To do:
Take every line from the material that has the word "régimen" in it.

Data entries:
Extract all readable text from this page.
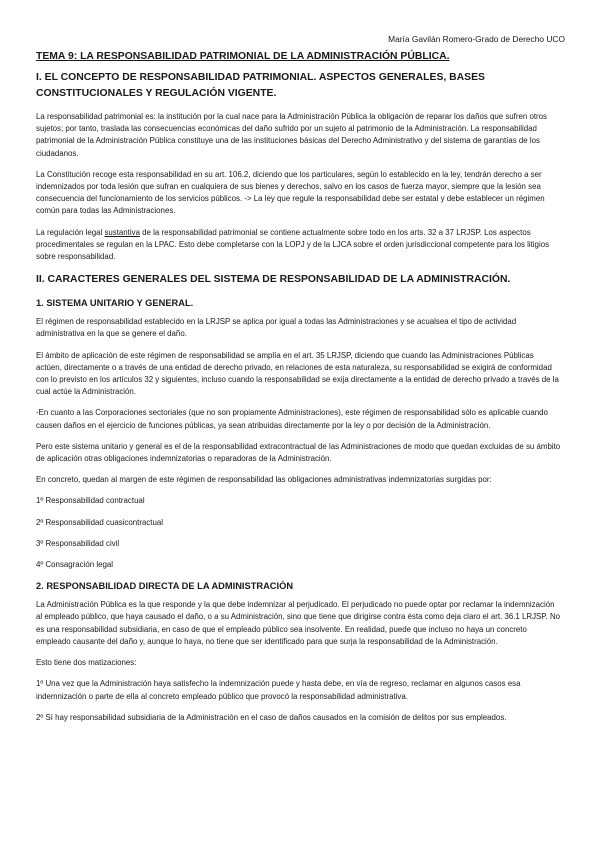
María Gavilán Romero-Grado de Derecho UCO
TEMA 9: LA RESPONSABILIDAD PATRIMONIAL DE LA ADMINISTRACIÓN PÚBLICA.
I. EL CONCEPTO DE RESPONSABILIDAD PATRIMONIAL. ASPECTOS GENERALES, BASES CONSTITUCIONALES Y REGULACIÓN VIGENTE.

La responsabilidad patrimonial es: la institución por la cual nace para la Administración Pública la obligación de reparar los daños que sufren otros sujetos; por tanto, traslada las consecuencias económicas del daño sufrido por un sujeto al patrimonio de la Administración. La responsabilidad patrimonial de la Administración Pública constituye una de las instituciones básicas del Derecho Administrativo y del sistema de garantías de los ciudadanos.

La Constitución recoge esta responsabilidad en su art. 106.2, diciendo que los particulares, según lo establecido en la ley, tendrán derecho a ser indemnizados por toda lesión que sufran en cualquiera de sus bienes y derechos, salvo en los casos de fuerza mayor, siempre que la lesión sea consecuencia del funcionamiento de los servicios públicos. -> La ley que regule la responsabilidad debe ser estatal y debe establecer un régimen común para todas las Administraciones.

La regulación legal sustantiva de la responsabilidad patrimonial se contiene actualmente sobre todo en los arts. 32 a 37 LRJSP. Los aspectos procedimentales se regulan en la LPAC. Esto debe completarse con la LOPJ y de la LJCA sobre el orden jurisdiccional competente para los litigios sobre responsabilidad.

II. CARACTERES GENERALES DEL SISTEMA DE RESPONSABILIDAD DE LA ADMINISTRACIÓN.
1. SISTEMA UNITARIO Y GENERAL.

El régimen de responsabilidad establecido en la LRJSP se aplica por igual a todas las Administraciones y se acualsea el tipo de actividad administrativa en la que se genere el daño.

El ámbito de aplicación de este régimen de responsabilidad se amplía en el art. 35 LRJSP, diciendo que cuando las Administraciones Públicas actúen, directamente o a través de una entidad de derecho privado, en relaciones de esta naturaleza, su responsabilidad se exigirá de conformidad con lo previsto en los artículos 32 y siguientes, incluso cuando la responsabilidad se exija directamente a la entidad de derecho privado a través de la cual actúe la Administración.

-En cuanto a las Corporaciones sectoriales (que no son propiamente Administraciones), este régimen de responsabilidad sólo es aplicable cuando causen daños en el ejercicio de funciones públicas, ya sean atribuidas directamente por la ley o por decisión de la Administración.

Pero este sistema unitario y general es el de la responsabilidad extracontractual de las Administraciones de modo que quedan excluidas de su ámbito de aplicación otras obligaciones indemnizatorias o reparadoras de la Administración.

En concreto, quedan al margen de este régimen de responsabilidad las obligaciones administrativas indemnizatorias surgidas por:

1º Responsabilidad contractual

2º Responsabilidad cuasicontractual

3º Responsabilidad civil

4º Consagración legal

2. RESPONSABILIDAD DIRECTA DE LA ADMINISTRACIÓN

La Administración Pública es la que responde y la que debe indemnizar al perjudicado. El perjudicado no puede optar por reclamar la indemnización al empleado público, que haya causado el daño, o a su Administración, sino que tiene que dirigirse contra ésta como deja claro el art. 36.1 LRJSP. No es una responsabilidad subsidiaria, en caso de que el empleado público sea insolvente. En realidad, puede que incluso no haya un concreto empleado causante del daño y, aunque lo haya, no tiene que ser identificado para que surja la responsabilidad de la Administración.

Esto tiene dos matizaciones:

1º Una vez que la Administración haya satisfecho la indemnización puede y hasta debe, en vía de regreso, reclamar en algunos casos esa indemnización o parte de ella al concreto empleado público que provocó la responsabilidad administrativa.

2º Sí hay responsabilidad subsidiaria de la Administración en el caso de daños causados en la comisión de delitos por sus empleados.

Solution for this task:
La Constitución recoge esta responsabilidad en su art. 106.2, diciendo que los particulares, según lo establecido en la ley, tendrán derecho a ser indemnizados por toda lesión que sufran en cualquiera de sus bienes y derechos, salvo en los casos de fuerza mayor, siempre que la lesión sea consecuencia del funcionamiento de los servicios públicos. -> La ley que regule la responsabilidad debe ser estatal y debe establecer un régimen común para todas las Administraciones.
El régimen de responsabilidad establecido en la LRJSP se aplica por igual a todas las Administraciones y se acualsea el tipo de actividad administrativa en la que se genere el daño.
El ámbito de aplicación de este régimen de responsabilidad se amplía en el art. 35 LRJSP, diciendo que cuando las Administraciones Públicas actúen, directamente o a través de una entidad de derecho privado, en relaciones de esta naturaleza, su responsabilidad se exigirá de conformidad con lo previsto en los artículos 32 y siguientes, incluso cuando la responsabilidad se exija directamente a la entidad de derecho privado a través de la cual actúe la Administración.
-En cuanto a las Corporaciones sectoriales (que no son propiamente Administraciones), este régimen de responsabilidad sólo es aplicable cuando causen daños en el ejercicio de funciones públicas, ya sean atribuidas directamente por la ley o por decisión de la Administración.
En concreto, quedan al margen de este régimen de responsabilidad las obligaciones administrativas indemnizatorias surgidas por:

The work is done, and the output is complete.